## START Supplied records

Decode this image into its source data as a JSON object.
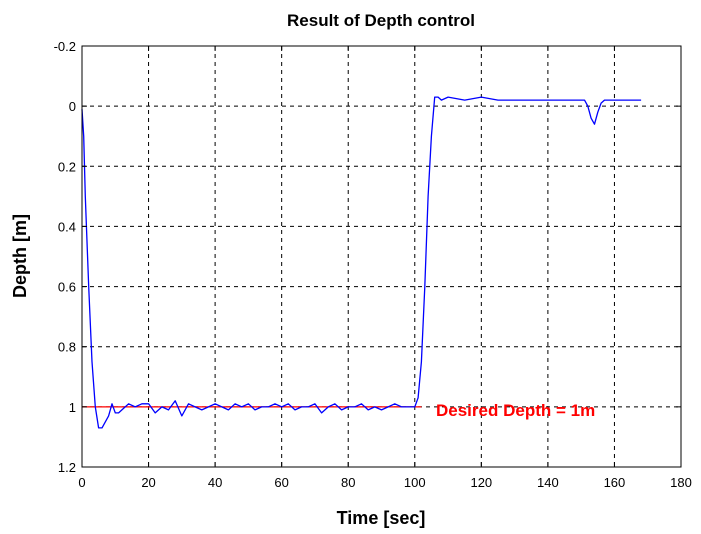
{
  "chart_data": {
    "type": "line",
    "title": "Result of Depth control",
    "xlabel": "Time [sec]",
    "ylabel": "Depth [m]",
    "xlim": [
      0,
      180
    ],
    "ylim": [
      1.2,
      -0.2
    ],
    "y_axis_inverted": true,
    "grid": true,
    "grid_style": "dashed",
    "xticks": [
      "0",
      "20",
      "40",
      "60",
      "80",
      "100",
      "120",
      "140",
      "160",
      "180"
    ],
    "yticks": [
      "-0.2",
      "0",
      "0.2",
      "0.4",
      "0.6",
      "0.8",
      "1",
      "1.2"
    ],
    "annotation": {
      "text": "Desired Depth = 1m",
      "color": "#ff0000"
    },
    "series": [
      {
        "color": "#ff0000",
        "x": [
          0,
          102
        ],
        "y": [
          1.0,
          1.0
        ]
      },
      {
        "color": "#0000ff",
        "x": [
          0,
          0.5,
          1,
          2,
          3,
          4,
          5,
          6,
          7,
          8,
          9,
          10,
          11,
          12,
          14,
          16,
          18,
          20,
          22,
          24,
          26,
          28,
          30,
          32,
          34,
          36,
          38,
          40,
          42,
          44,
          46,
          48,
          50,
          52,
          54,
          56,
          58,
          60,
          62,
          64,
          66,
          68,
          70,
          72,
          74,
          76,
          78,
          80,
          82,
          84,
          86,
          88,
          90,
          92,
          94,
          96,
          98,
          100,
          101,
          102,
          103,
          104,
          105,
          106,
          107,
          108,
          110,
          115,
          120,
          125,
          130,
          135,
          140,
          145,
          150,
          151,
          152,
          153,
          154,
          155,
          156,
          157,
          158,
          160,
          165,
          168
        ],
        "y": [
          0.01,
          0.1,
          0.3,
          0.6,
          0.85,
          1.0,
          1.07,
          1.07,
          1.05,
          1.03,
          0.99,
          1.02,
          1.02,
          1.01,
          0.99,
          1.0,
          0.99,
          0.99,
          1.02,
          1.0,
          1.01,
          0.98,
          1.03,
          0.99,
          1.0,
          1.01,
          1.0,
          0.99,
          1.0,
          1.01,
          0.99,
          1.0,
          0.99,
          1.01,
          1.0,
          1.0,
          0.99,
          1.0,
          0.99,
          1.01,
          1.0,
          1.0,
          0.99,
          1.02,
          1.0,
          0.99,
          1.01,
          1.0,
          1.0,
          0.99,
          1.01,
          1.0,
          1.01,
          1.0,
          0.99,
          1.0,
          1.0,
          1.0,
          0.97,
          0.85,
          0.6,
          0.3,
          0.1,
          -0.03,
          -0.03,
          -0.02,
          -0.03,
          -0.02,
          -0.03,
          -0.02,
          -0.02,
          -0.02,
          -0.02,
          -0.02,
          -0.02,
          -0.02,
          0.0,
          0.04,
          0.06,
          0.02,
          -0.01,
          -0.02,
          -0.02,
          -0.02,
          -0.02,
          -0.02
        ]
      }
    ]
  }
}
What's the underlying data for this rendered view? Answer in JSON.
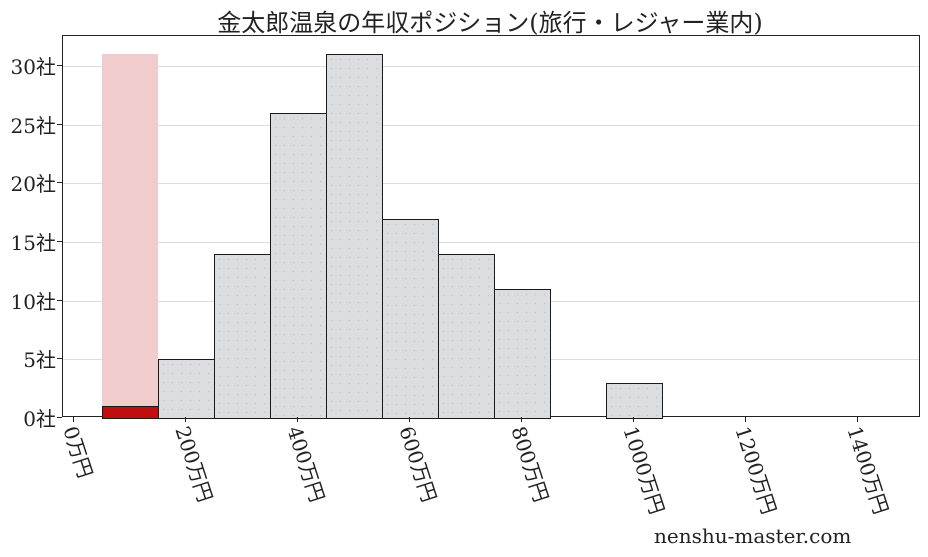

## END Supplied records

Set exercise: Return the full material word for word. Do not include the pictures.

Response to the task:
Decode this image into its source data as a JSON object.
{
  "chart_data": {
    "type": "line",
    "title": "Result of Depth control",
    "xlabel": "Time [sec]",
    "ylabel": "Depth [m]",
    "xlim": [
      0,
      180
    ],
    "ylim": [
      1.2,
      -0.2
    ],
    "y_axis_inverted": true,
    "grid": true,
    "grid_style": "dashed",
    "xticks": [
      "0",
      "20",
      "40",
      "60",
      "80",
      "100",
      "120",
      "140",
      "160",
      "180"
    ],
    "yticks": [
      "-0.2",
      "0",
      "0.2",
      "0.4",
      "0.6",
      "0.8",
      "1",
      "1.2"
    ],
    "annotation": {
      "text": "Desired Depth = 1m",
      "color": "#ff0000"
    },
    "series": [
      {
        "color": "#ff0000",
        "x": [
          0,
          102
        ],
        "y": [
          1.0,
          1.0
        ]
      },
      {
        "color": "#0000ff",
        "x": [
          0,
          0.5,
          1,
          2,
          3,
          4,
          5,
          6,
          7,
          8,
          9,
          10,
          11,
          12,
          14,
          16,
          18,
          20,
          22,
          24,
          26,
          28,
          30,
          32,
          34,
          36,
          38,
          40,
          42,
          44,
          46,
          48,
          50,
          52,
          54,
          56,
          58,
          60,
          62,
          64,
          66,
          68,
          70,
          72,
          74,
          76,
          78,
          80,
          82,
          84,
          86,
          88,
          90,
          92,
          94,
          96,
          98,
          100,
          101,
          102,
          103,
          104,
          105,
          106,
          107,
          108,
          110,
          115,
          120,
          125,
          130,
          135,
          140,
          145,
          150,
          151,
          152,
          153,
          154,
          155,
          156,
          157,
          158,
          160,
          165,
          168
        ],
        "y": [
          0.01,
          0.1,
          0.3,
          0.6,
          0.85,
          1.0,
          1.07,
          1.07,
          1.05,
          1.03,
          0.99,
          1.02,
          1.02,
          1.01,
          0.99,
          1.0,
          0.99,
          0.99,
          1.02,
          1.0,
          1.01,
          0.98,
          1.03,
          0.99,
          1.0,
          1.01,
          1.0,
          0.99,
          1.0,
          1.01,
          0.99,
          1.0,
          0.99,
          1.01,
          1.0,
          1.0,
          0.99,
          1.0,
          0.99,
          1.01,
          1.0,
          1.0,
          0.99,
          1.02,
          1.0,
          0.99,
          1.01,
          1.0,
          1.0,
          0.99,
          1.01,
          1.0,
          1.01,
          1.0,
          0.99,
          1.0,
          1.0,
          1.0,
          0.97,
          0.85,
          0.6,
          0.3,
          0.1,
          -0.03,
          -0.03,
          -0.02,
          -0.03,
          -0.02,
          -0.03,
          -0.02,
          -0.02,
          -0.02,
          -0.02,
          -0.02,
          -0.02,
          -0.02,
          0.0,
          0.04,
          0.06,
          0.02,
          -0.01,
          -0.02,
          -0.02,
          -0.02,
          -0.02,
          -0.02
        ]
      }
    ]
  }
}
What's the underlying data for this rendered view? Answer in JSON.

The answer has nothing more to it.